**What this task involves:**
Reproduce the data exactly.

**Data to process:**

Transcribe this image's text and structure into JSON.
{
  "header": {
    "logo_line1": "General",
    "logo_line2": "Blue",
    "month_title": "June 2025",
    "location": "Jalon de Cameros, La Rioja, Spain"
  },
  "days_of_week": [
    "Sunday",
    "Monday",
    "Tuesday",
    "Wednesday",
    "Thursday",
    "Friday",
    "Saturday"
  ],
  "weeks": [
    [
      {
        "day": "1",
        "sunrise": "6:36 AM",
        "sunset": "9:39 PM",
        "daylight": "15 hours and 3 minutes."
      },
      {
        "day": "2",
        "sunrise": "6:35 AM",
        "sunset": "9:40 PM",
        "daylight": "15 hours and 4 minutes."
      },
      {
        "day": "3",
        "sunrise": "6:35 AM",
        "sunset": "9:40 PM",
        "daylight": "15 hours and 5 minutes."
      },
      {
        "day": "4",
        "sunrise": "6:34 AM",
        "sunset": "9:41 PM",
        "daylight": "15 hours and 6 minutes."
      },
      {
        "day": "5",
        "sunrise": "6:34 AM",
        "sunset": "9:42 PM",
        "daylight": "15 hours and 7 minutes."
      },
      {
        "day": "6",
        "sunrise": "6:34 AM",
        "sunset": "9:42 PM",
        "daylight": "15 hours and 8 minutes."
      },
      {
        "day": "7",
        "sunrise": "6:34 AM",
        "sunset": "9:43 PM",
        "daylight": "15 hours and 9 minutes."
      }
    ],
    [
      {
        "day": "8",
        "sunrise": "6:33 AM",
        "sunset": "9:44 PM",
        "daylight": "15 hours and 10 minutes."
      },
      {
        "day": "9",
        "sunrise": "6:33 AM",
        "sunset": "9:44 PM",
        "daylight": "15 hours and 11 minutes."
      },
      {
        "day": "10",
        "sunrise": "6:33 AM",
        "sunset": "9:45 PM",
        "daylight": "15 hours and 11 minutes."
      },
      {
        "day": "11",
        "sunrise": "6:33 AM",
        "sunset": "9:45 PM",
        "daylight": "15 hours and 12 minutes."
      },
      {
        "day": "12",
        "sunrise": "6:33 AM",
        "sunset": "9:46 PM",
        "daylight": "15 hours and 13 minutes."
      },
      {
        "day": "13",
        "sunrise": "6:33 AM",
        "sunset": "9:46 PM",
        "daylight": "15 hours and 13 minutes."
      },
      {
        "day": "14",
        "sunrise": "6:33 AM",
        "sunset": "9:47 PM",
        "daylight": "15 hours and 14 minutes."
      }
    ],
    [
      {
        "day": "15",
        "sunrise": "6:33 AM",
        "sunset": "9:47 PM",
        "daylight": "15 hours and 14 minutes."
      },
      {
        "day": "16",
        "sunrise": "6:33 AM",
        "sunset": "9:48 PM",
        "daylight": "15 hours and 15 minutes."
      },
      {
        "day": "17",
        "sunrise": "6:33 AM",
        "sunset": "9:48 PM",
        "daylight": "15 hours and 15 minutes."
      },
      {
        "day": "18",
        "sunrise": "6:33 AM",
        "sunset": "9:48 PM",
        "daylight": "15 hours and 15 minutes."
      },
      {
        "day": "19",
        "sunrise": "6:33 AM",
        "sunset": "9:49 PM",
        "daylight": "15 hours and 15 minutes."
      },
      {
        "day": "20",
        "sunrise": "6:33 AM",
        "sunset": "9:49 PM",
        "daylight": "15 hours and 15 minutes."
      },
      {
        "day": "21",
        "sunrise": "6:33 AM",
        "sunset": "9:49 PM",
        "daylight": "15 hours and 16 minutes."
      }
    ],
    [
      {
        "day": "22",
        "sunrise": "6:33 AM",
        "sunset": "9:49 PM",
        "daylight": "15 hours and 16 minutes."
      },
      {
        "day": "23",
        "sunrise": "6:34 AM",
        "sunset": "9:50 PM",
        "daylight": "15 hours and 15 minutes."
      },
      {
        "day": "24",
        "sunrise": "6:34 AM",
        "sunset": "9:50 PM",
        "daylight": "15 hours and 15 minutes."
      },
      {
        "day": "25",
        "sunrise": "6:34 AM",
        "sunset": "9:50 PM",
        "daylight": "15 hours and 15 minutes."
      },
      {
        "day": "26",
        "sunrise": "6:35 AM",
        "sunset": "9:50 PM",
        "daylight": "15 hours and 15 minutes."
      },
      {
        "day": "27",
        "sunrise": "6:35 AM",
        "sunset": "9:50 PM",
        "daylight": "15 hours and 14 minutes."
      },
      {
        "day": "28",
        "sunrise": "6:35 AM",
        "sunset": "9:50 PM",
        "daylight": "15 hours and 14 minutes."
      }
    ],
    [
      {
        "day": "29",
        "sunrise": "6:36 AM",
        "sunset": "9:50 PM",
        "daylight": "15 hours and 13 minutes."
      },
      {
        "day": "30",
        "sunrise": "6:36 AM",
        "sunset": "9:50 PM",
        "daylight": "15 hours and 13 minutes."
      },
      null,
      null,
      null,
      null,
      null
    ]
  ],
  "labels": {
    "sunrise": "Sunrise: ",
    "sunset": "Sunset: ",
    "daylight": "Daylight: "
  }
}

**The output:**
Transcribe this image's text and structure into JSON.
{
  "header": {
    "logo_line1": "General",
    "logo_line2": "Blue",
    "month_title": "June 2025",
    "location": "Jalon de Cameros, La Rioja, Spain"
  },
  "days_of_week": [
    "Sunday",
    "Monday",
    "Tuesday",
    "Wednesday",
    "Thursday",
    "Friday",
    "Saturday"
  ],
  "weeks": [
    [
      {
        "day": "1",
        "sunrise": "6:36 AM",
        "sunset": "9:39 PM",
        "daylight": "15 hours and 3 minutes."
      },
      {
        "day": "2",
        "sunrise": "6:35 AM",
        "sunset": "9:40 PM",
        "daylight": "15 hours and 4 minutes."
      },
      {
        "day": "3",
        "sunrise": "6:35 AM",
        "sunset": "9:40 PM",
        "daylight": "15 hours and 5 minutes."
      },
      {
        "day": "4",
        "sunrise": "6:34 AM",
        "sunset": "9:41 PM",
        "daylight": "15 hours and 6 minutes."
      },
      {
        "day": "5",
        "sunrise": "6:34 AM",
        "sunset": "9:42 PM",
        "daylight": "15 hours and 7 minutes."
      },
      {
        "day": "6",
        "sunrise": "6:34 AM",
        "sunset": "9:42 PM",
        "daylight": "15 hours and 8 minutes."
      },
      {
        "day": "7",
        "sunrise": "6:34 AM",
        "sunset": "9:43 PM",
        "daylight": "15 hours and 9 minutes."
      }
    ],
    [
      {
        "day": "8",
        "sunrise": "6:33 AM",
        "sunset": "9:44 PM",
        "daylight": "15 hours and 10 minutes."
      },
      {
        "day": "9",
        "sunrise": "6:33 AM",
        "sunset": "9:44 PM",
        "daylight": "15 hours and 11 minutes."
      },
      {
        "day": "10",
        "sunrise": "6:33 AM",
        "sunset": "9:45 PM",
        "daylight": "15 hours and 11 minutes."
      },
      {
        "day": "11",
        "sunrise": "6:33 AM",
        "sunset": "9:45 PM",
        "daylight": "15 hours and 12 minutes."
      },
      {
        "day": "12",
        "sunrise": "6:33 AM",
        "sunset": "9:46 PM",
        "daylight": "15 hours and 13 minutes."
      },
      {
        "day": "13",
        "sunrise": "6:33 AM",
        "sunset": "9:46 PM",
        "daylight": "15 hours and 13 minutes."
      },
      {
        "day": "14",
        "sunrise": "6:33 AM",
        "sunset": "9:47 PM",
        "daylight": "15 hours and 14 minutes."
      }
    ],
    [
      {
        "day": "15",
        "sunrise": "6:33 AM",
        "sunset": "9:47 PM",
        "daylight": "15 hours and 14 minutes."
      },
      {
        "day": "16",
        "sunrise": "6:33 AM",
        "sunset": "9:48 PM",
        "daylight": "15 hours and 15 minutes."
      },
      {
        "day": "17",
        "sunrise": "6:33 AM",
        "sunset": "9:48 PM",
        "daylight": "15 hours and 15 minutes."
      },
      {
        "day": "18",
        "sunrise": "6:33 AM",
        "sunset": "9:48 PM",
        "daylight": "15 hours and 15 minutes."
      },
      {
        "day": "19",
        "sunrise": "6:33 AM",
        "sunset": "9:49 PM",
        "daylight": "15 hours and 15 minutes."
      },
      {
        "day": "20",
        "sunrise": "6:33 AM",
        "sunset": "9:49 PM",
        "daylight": "15 hours and 15 minutes."
      },
      {
        "day": "21",
        "sunrise": "6:33 AM",
        "sunset": "9:49 PM",
        "daylight": "15 hours and 16 minutes."
      }
    ],
    [
      {
        "day": "22",
        "sunrise": "6:33 AM",
        "sunset": "9:49 PM",
        "daylight": "15 hours and 16 minutes."
      },
      {
        "day": "23",
        "sunrise": "6:34 AM",
        "sunset": "9:50 PM",
        "daylight": "15 hours and 15 minutes."
      },
      {
        "day": "24",
        "sunrise": "6:34 AM",
        "sunset": "9:50 PM",
        "daylight": "15 hours and 15 minutes."
      },
      {
        "day": "25",
        "sunrise": "6:34 AM",
        "sunset": "9:50 PM",
        "daylight": "15 hours and 15 minutes."
      },
      {
        "day": "26",
        "sunrise": "6:35 AM",
        "sunset": "9:50 PM",
        "daylight": "15 hours and 15 minutes."
      },
      {
        "day": "27",
        "sunrise": "6:35 AM",
        "sunset": "9:50 PM",
        "daylight": "15 hours and 14 minutes."
      },
      {
        "day": "28",
        "sunrise": "6:35 AM",
        "sunset": "9:50 PM",
        "daylight": "15 hours and 14 minutes."
      }
    ],
    [
      {
        "day": "29",
        "sunrise": "6:36 AM",
        "sunset": "9:50 PM",
        "daylight": "15 hours and 13 minutes."
      },
      {
        "day": "30",
        "sunrise": "6:36 AM",
        "sunset": "9:50 PM",
        "daylight": "15 hours and 13 minutes."
      },
      null,
      null,
      null,
      null,
      null
    ]
  ],
  "labels": {
    "sunrise": "Sunrise: ",
    "sunset": "Sunset: ",
    "daylight": "Daylight: "
  }
}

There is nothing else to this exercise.